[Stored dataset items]
━━━━━━━━━━━━━━━━━━━━
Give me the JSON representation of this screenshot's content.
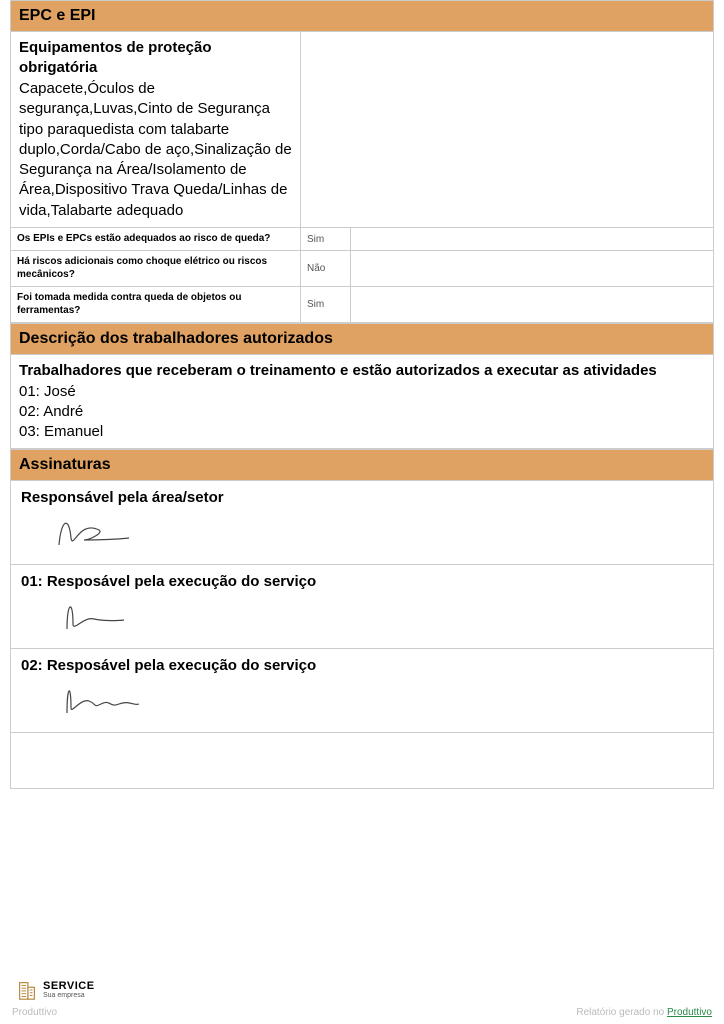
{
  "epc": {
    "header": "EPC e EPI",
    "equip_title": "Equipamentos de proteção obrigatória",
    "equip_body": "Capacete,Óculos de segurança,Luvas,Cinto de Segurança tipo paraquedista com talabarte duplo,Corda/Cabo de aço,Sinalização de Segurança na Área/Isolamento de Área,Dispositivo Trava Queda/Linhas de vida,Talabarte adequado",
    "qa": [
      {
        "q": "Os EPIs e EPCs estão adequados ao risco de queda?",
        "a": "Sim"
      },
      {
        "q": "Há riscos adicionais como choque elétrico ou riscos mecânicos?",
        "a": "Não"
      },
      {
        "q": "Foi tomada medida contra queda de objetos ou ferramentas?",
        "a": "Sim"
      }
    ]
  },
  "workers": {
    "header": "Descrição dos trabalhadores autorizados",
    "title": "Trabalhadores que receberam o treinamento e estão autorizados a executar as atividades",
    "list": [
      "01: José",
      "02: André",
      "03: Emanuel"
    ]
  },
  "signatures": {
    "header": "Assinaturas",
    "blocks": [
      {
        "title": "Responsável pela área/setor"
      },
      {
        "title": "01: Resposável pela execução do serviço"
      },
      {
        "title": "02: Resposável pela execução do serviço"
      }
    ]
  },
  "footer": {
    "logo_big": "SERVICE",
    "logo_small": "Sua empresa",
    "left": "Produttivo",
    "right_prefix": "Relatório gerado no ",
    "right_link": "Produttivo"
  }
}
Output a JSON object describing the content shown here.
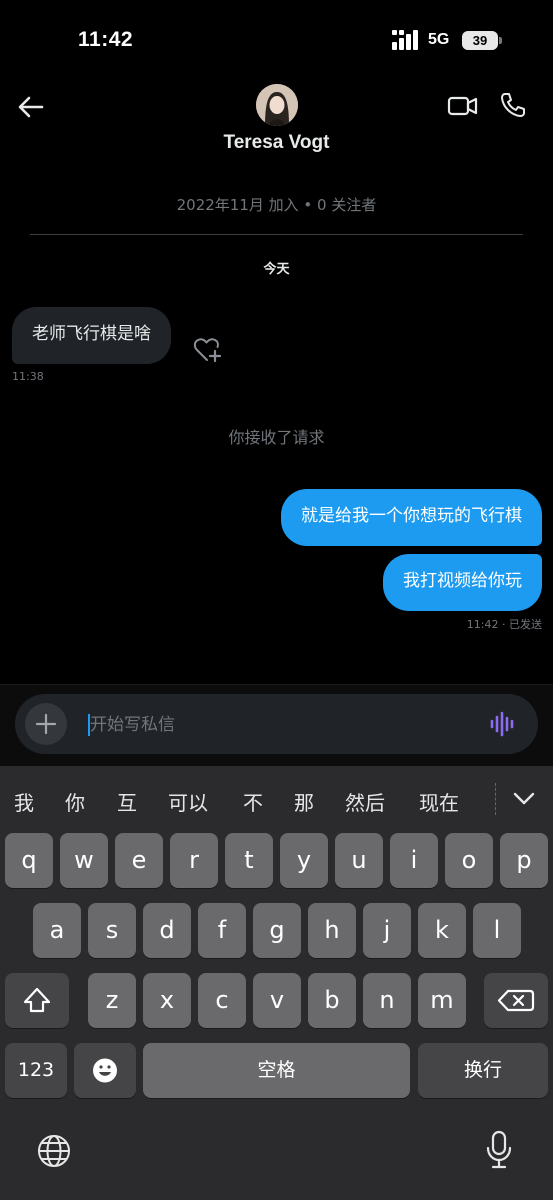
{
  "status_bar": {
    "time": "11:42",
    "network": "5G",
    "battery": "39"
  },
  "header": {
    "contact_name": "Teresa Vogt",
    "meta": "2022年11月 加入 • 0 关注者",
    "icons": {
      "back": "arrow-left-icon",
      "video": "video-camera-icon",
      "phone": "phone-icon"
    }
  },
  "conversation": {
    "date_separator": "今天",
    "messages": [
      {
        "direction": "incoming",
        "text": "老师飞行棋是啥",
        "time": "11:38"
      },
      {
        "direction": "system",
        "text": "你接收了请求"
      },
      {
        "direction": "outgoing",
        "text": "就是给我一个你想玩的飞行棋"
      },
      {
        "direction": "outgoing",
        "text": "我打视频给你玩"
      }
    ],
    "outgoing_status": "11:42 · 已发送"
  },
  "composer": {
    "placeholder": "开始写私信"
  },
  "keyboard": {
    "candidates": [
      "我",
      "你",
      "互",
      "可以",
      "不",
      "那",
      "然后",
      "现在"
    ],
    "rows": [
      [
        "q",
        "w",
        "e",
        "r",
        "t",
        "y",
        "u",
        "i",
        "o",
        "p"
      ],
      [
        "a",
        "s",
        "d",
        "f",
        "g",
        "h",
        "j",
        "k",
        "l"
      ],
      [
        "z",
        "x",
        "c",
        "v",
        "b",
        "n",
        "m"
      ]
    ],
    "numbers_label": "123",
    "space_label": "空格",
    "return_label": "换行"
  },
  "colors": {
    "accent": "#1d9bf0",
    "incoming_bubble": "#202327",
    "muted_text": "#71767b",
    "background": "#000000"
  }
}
━━━━━━━━━━━━━━━━━━━━
**WHAT TO DO:** Repeat each entry exactly as given; no pictures belong in the copy.

**THE REPLY:**
Give me the JSON representation of this screenshot's content.
{
  "epc": {
    "header": "EPC e EPI",
    "equip_title": "Equipamentos de proteção obrigatória",
    "equip_body": "Capacete,Óculos de segurança,Luvas,Cinto de Segurança tipo paraquedista com talabarte duplo,Corda/Cabo de aço,Sinalização de Segurança na Área/Isolamento de Área,Dispositivo Trava Queda/Linhas de vida,Talabarte adequado",
    "qa": [
      {
        "q": "Os EPIs e EPCs estão adequados ao risco de queda?",
        "a": "Sim"
      },
      {
        "q": "Há riscos adicionais como choque elétrico ou riscos mecânicos?",
        "a": "Não"
      },
      {
        "q": "Foi tomada medida contra queda de objetos ou ferramentas?",
        "a": "Sim"
      }
    ]
  },
  "workers": {
    "header": "Descrição dos trabalhadores autorizados",
    "title": "Trabalhadores que receberam o treinamento e estão autorizados a executar as atividades",
    "list": [
      "01: José",
      "02: André",
      "03: Emanuel"
    ]
  },
  "signatures": {
    "header": "Assinaturas",
    "blocks": [
      {
        "title": "Responsável pela área/setor"
      },
      {
        "title": "01: Resposável pela execução do serviço"
      },
      {
        "title": "02: Resposável pela execução do serviço"
      }
    ]
  },
  "footer": {
    "logo_big": "SERVICE",
    "logo_small": "Sua empresa",
    "left": "Produttivo",
    "right_prefix": "Relatório gerado no ",
    "right_link": "Produttivo"
  }
}
Output a JSON object describing the content shown here.
{
  "status_bar": {
    "time": "11:42",
    "network": "5G",
    "battery": "39"
  },
  "header": {
    "contact_name": "Teresa Vogt",
    "meta": "2022年11月 加入 • 0 关注者",
    "icons": {
      "back": "arrow-left-icon",
      "video": "video-camera-icon",
      "phone": "phone-icon"
    }
  },
  "conversation": {
    "date_separator": "今天",
    "messages": [
      {
        "direction": "incoming",
        "text": "老师飞行棋是啥",
        "time": "11:38"
      },
      {
        "direction": "system",
        "text": "你接收了请求"
      },
      {
        "direction": "outgoing",
        "text": "就是给我一个你想玩的飞行棋"
      },
      {
        "direction": "outgoing",
        "text": "我打视频给你玩"
      }
    ],
    "outgoing_status": "11:42 · 已发送"
  },
  "composer": {
    "placeholder": "开始写私信"
  },
  "keyboard": {
    "candidates": [
      "我",
      "你",
      "互",
      "可以",
      "不",
      "那",
      "然后",
      "现在"
    ],
    "rows": [
      [
        "q",
        "w",
        "e",
        "r",
        "t",
        "y",
        "u",
        "i",
        "o",
        "p"
      ],
      [
        "a",
        "s",
        "d",
        "f",
        "g",
        "h",
        "j",
        "k",
        "l"
      ],
      [
        "z",
        "x",
        "c",
        "v",
        "b",
        "n",
        "m"
      ]
    ],
    "numbers_label": "123",
    "space_label": "空格",
    "return_label": "换行"
  },
  "colors": {
    "accent": "#1d9bf0",
    "incoming_bubble": "#202327",
    "muted_text": "#71767b",
    "background": "#000000"
  }
}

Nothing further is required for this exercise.